Stored data entries:
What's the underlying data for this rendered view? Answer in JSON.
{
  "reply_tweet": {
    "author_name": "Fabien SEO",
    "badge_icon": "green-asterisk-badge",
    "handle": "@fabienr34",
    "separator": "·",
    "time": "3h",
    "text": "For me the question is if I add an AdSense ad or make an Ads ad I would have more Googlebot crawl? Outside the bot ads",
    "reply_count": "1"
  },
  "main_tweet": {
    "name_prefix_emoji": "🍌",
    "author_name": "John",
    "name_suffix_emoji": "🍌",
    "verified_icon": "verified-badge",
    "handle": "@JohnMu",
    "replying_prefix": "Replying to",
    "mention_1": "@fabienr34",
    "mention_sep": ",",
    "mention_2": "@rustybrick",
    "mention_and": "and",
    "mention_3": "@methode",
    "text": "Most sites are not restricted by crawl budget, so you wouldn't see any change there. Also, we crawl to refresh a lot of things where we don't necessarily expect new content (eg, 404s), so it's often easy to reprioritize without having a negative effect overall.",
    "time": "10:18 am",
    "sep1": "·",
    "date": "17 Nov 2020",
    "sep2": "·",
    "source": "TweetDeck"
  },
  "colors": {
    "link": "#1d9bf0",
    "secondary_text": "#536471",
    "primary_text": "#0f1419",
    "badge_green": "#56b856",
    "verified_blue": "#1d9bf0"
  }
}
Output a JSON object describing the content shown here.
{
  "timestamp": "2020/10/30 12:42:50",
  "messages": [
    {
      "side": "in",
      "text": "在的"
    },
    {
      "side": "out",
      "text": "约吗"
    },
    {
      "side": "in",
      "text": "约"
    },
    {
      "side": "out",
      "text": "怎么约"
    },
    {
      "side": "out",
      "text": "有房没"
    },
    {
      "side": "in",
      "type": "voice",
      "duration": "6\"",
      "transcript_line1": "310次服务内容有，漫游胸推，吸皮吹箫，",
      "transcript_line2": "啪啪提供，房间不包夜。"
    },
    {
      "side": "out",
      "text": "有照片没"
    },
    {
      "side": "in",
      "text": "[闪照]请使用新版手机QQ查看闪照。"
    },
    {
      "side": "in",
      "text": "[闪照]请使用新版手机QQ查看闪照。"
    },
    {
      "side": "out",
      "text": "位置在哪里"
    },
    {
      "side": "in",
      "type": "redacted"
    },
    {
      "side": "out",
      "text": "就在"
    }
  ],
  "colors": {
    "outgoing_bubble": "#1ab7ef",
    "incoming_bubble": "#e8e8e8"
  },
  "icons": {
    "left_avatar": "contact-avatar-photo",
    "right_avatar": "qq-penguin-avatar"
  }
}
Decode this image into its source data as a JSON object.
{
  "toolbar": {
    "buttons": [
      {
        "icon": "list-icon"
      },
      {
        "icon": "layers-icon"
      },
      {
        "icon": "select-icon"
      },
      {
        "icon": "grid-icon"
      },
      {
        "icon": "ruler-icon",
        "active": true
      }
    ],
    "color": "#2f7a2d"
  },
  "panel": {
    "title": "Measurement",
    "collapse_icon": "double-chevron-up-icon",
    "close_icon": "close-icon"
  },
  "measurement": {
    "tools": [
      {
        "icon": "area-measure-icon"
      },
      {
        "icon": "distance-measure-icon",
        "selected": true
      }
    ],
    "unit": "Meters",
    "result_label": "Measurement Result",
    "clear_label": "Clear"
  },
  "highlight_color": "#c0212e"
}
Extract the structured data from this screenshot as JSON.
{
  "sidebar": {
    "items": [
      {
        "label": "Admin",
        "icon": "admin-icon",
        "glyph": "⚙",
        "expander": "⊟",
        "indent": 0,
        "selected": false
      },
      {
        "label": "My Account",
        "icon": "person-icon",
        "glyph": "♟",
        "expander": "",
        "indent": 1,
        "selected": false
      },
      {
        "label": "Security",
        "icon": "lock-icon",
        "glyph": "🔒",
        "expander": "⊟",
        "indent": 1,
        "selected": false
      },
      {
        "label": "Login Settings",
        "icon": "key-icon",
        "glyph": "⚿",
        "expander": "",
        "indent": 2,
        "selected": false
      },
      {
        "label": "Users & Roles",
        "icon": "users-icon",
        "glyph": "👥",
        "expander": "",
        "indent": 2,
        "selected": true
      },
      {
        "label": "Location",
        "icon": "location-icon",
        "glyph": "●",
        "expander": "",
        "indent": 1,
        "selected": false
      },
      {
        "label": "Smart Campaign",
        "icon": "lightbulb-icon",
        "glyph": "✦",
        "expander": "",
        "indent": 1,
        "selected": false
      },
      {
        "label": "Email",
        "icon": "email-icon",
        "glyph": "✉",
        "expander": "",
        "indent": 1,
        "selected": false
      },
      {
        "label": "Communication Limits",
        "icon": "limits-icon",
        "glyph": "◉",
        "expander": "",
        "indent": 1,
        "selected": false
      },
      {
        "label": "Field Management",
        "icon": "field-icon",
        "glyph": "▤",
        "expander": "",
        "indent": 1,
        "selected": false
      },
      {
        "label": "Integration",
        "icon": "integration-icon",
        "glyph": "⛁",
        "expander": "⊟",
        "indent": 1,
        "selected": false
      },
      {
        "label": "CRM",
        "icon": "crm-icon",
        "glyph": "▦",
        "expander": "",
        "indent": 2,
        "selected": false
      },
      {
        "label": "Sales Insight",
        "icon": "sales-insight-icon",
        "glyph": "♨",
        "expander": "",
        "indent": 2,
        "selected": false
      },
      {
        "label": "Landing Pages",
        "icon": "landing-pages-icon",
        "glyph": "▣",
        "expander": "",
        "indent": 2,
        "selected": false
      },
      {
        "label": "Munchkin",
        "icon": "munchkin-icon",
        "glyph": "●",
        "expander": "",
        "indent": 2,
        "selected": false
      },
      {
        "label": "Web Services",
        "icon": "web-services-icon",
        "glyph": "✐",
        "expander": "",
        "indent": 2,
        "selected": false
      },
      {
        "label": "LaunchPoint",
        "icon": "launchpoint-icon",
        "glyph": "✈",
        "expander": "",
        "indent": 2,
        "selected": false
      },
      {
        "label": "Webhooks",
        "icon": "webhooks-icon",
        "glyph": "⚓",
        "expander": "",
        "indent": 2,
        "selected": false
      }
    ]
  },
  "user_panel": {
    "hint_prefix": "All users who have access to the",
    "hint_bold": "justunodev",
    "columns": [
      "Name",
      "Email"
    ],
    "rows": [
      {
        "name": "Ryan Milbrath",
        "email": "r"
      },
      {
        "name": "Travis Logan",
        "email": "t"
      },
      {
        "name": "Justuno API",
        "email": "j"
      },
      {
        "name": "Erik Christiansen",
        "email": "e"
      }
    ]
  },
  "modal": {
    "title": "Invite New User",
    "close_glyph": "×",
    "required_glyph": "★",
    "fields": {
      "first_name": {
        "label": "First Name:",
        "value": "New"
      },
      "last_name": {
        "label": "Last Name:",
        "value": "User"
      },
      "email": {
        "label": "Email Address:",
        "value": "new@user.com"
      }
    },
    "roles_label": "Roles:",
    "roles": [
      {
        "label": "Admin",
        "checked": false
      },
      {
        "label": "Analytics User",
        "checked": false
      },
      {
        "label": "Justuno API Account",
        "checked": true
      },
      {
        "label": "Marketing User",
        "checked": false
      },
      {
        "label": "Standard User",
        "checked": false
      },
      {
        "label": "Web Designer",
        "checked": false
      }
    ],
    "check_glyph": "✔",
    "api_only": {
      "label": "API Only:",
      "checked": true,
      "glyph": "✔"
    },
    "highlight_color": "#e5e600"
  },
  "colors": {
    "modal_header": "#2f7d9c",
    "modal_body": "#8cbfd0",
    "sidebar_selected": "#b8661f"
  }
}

## The exercise
Please repeat the listing above in full and exactly.

## In response
What's the underlying data for this rendered view? Answer in JSON.
{
  "reply_tweet": {
    "author_name": "Fabien SEO",
    "badge_icon": "green-asterisk-badge",
    "handle": "@fabienr34",
    "separator": "·",
    "time": "3h",
    "text": "For me the question is if I add an AdSense ad or make an Ads ad I would have more Googlebot crawl? Outside the bot ads",
    "reply_count": "1"
  },
  "main_tweet": {
    "name_prefix_emoji": "🍌",
    "author_name": "John",
    "name_suffix_emoji": "🍌",
    "verified_icon": "verified-badge",
    "handle": "@JohnMu",
    "replying_prefix": "Replying to",
    "mention_1": "@fabienr34",
    "mention_sep": ",",
    "mention_2": "@rustybrick",
    "mention_and": "and",
    "mention_3": "@methode",
    "text": "Most sites are not restricted by crawl budget, so you wouldn't see any change there. Also, we crawl to refresh a lot of things where we don't necessarily expect new content (eg, 404s), so it's often easy to reprioritize without having a negative effect overall.",
    "time": "10:18 am",
    "sep1": "·",
    "date": "17 Nov 2020",
    "sep2": "·",
    "source": "TweetDeck"
  },
  "colors": {
    "link": "#1d9bf0",
    "secondary_text": "#536471",
    "primary_text": "#0f1419",
    "badge_green": "#56b856",
    "verified_blue": "#1d9bf0"
  }
}
Output a JSON object describing the content shown here.
{
  "timestamp": "2020/10/30 12:42:50",
  "messages": [
    {
      "side": "in",
      "text": "在的"
    },
    {
      "side": "out",
      "text": "约吗"
    },
    {
      "side": "in",
      "text": "约"
    },
    {
      "side": "out",
      "text": "怎么约"
    },
    {
      "side": "out",
      "text": "有房没"
    },
    {
      "side": "in",
      "type": "voice",
      "duration": "6\"",
      "transcript_line1": "310次服务内容有，漫游胸推，吸皮吹箫，",
      "transcript_line2": "啪啪提供，房间不包夜。"
    },
    {
      "side": "out",
      "text": "有照片没"
    },
    {
      "side": "in",
      "text": "[闪照]请使用新版手机QQ查看闪照。"
    },
    {
      "side": "in",
      "text": "[闪照]请使用新版手机QQ查看闪照。"
    },
    {
      "side": "out",
      "text": "位置在哪里"
    },
    {
      "side": "in",
      "type": "redacted"
    },
    {
      "side": "out",
      "text": "就在"
    }
  ],
  "colors": {
    "outgoing_bubble": "#1ab7ef",
    "incoming_bubble": "#e8e8e8"
  },
  "icons": {
    "left_avatar": "contact-avatar-photo",
    "right_avatar": "qq-penguin-avatar"
  }
}
Decode this image into its source data as a JSON object.
{
  "toolbar": {
    "buttons": [
      {
        "icon": "list-icon"
      },
      {
        "icon": "layers-icon"
      },
      {
        "icon": "select-icon"
      },
      {
        "icon": "grid-icon"
      },
      {
        "icon": "ruler-icon",
        "active": true
      }
    ],
    "color": "#2f7a2d"
  },
  "panel": {
    "title": "Measurement",
    "collapse_icon": "double-chevron-up-icon",
    "close_icon": "close-icon"
  },
  "measurement": {
    "tools": [
      {
        "icon": "area-measure-icon"
      },
      {
        "icon": "distance-measure-icon",
        "selected": true
      }
    ],
    "unit": "Meters",
    "result_label": "Measurement Result",
    "clear_label": "Clear"
  },
  "highlight_color": "#c0212e"
}
Extract the structured data from this screenshot as JSON.
{
  "sidebar": {
    "items": [
      {
        "label": "Admin",
        "icon": "admin-icon",
        "glyph": "⚙",
        "expander": "⊟",
        "indent": 0,
        "selected": false
      },
      {
        "label": "My Account",
        "icon": "person-icon",
        "glyph": "♟",
        "expander": "",
        "indent": 1,
        "selected": false
      },
      {
        "label": "Security",
        "icon": "lock-icon",
        "glyph": "🔒",
        "expander": "⊟",
        "indent": 1,
        "selected": false
      },
      {
        "label": "Login Settings",
        "icon": "key-icon",
        "glyph": "⚿",
        "expander": "",
        "indent": 2,
        "selected": false
      },
      {
        "label": "Users & Roles",
        "icon": "users-icon",
        "glyph": "👥",
        "expander": "",
        "indent": 2,
        "selected": true
      },
      {
        "label": "Location",
        "icon": "location-icon",
        "glyph": "●",
        "expander": "",
        "indent": 1,
        "selected": false
      },
      {
        "label": "Smart Campaign",
        "icon": "lightbulb-icon",
        "glyph": "✦",
        "expander": "",
        "indent": 1,
        "selected": false
      },
      {
        "label": "Email",
        "icon": "email-icon",
        "glyph": "✉",
        "expander": "",
        "indent": 1,
        "selected": false
      },
      {
        "label": "Communication Limits",
        "icon": "limits-icon",
        "glyph": "◉",
        "expander": "",
        "indent": 1,
        "selected": false
      },
      {
        "label": "Field Management",
        "icon": "field-icon",
        "glyph": "▤",
        "expander": "",
        "indent": 1,
        "selected": false
      },
      {
        "label": "Integration",
        "icon": "integration-icon",
        "glyph": "⛁",
        "expander": "⊟",
        "indent": 1,
        "selected": false
      },
      {
        "label": "CRM",
        "icon": "crm-icon",
        "glyph": "▦",
        "expander": "",
        "indent": 2,
        "selected": false
      },
      {
        "label": "Sales Insight",
        "icon": "sales-insight-icon",
        "glyph": "♨",
        "expander": "",
        "indent": 2,
        "selected": false
      },
      {
        "label": "Landing Pages",
        "icon": "landing-pages-icon",
        "glyph": "▣",
        "expander": "",
        "indent": 2,
        "selected": false
      },
      {
        "label": "Munchkin",
        "icon": "munchkin-icon",
        "glyph": "●",
        "expander": "",
        "indent": 2,
        "selected": false
      },
      {
        "label": "Web Services",
        "icon": "web-services-icon",
        "glyph": "✐",
        "expander": "",
        "indent": 2,
        "selected": false
      },
      {
        "label": "LaunchPoint",
        "icon": "launchpoint-icon",
        "glyph": "✈",
        "expander": "",
        "indent": 2,
        "selected": false
      },
      {
        "label": "Webhooks",
        "icon": "webhooks-icon",
        "glyph": "⚓",
        "expander": "",
        "indent": 2,
        "selected": false
      }
    ]
  },
  "user_panel": {
    "hint_prefix": "All users who have access to the",
    "hint_bold": "justunodev",
    "columns": [
      "Name",
      "Email"
    ],
    "rows": [
      {
        "name": "Ryan Milbrath",
        "email": "r"
      },
      {
        "name": "Travis Logan",
        "email": "t"
      },
      {
        "name": "Justuno API",
        "email": "j"
      },
      {
        "name": "Erik Christiansen",
        "email": "e"
      }
    ]
  },
  "modal": {
    "title": "Invite New User",
    "close_glyph": "×",
    "required_glyph": "★",
    "fields": {
      "first_name": {
        "label": "First Name:",
        "value": "New"
      },
      "last_name": {
        "label": "Last Name:",
        "value": "User"
      },
      "email": {
        "label": "Email Address:",
        "value": "new@user.com"
      }
    },
    "roles_label": "Roles:",
    "roles": [
      {
        "label": "Admin",
        "checked": false
      },
      {
        "label": "Analytics User",
        "checked": false
      },
      {
        "label": "Justuno API Account",
        "checked": true
      },
      {
        "label": "Marketing User",
        "checked": false
      },
      {
        "label": "Standard User",
        "checked": false
      },
      {
        "label": "Web Designer",
        "checked": false
      }
    ],
    "check_glyph": "✔",
    "api_only": {
      "label": "API Only:",
      "checked": true,
      "glyph": "✔"
    },
    "highlight_color": "#e5e600"
  },
  "colors": {
    "modal_header": "#2f7d9c",
    "modal_body": "#8cbfd0",
    "sidebar_selected": "#b8661f"
  }
}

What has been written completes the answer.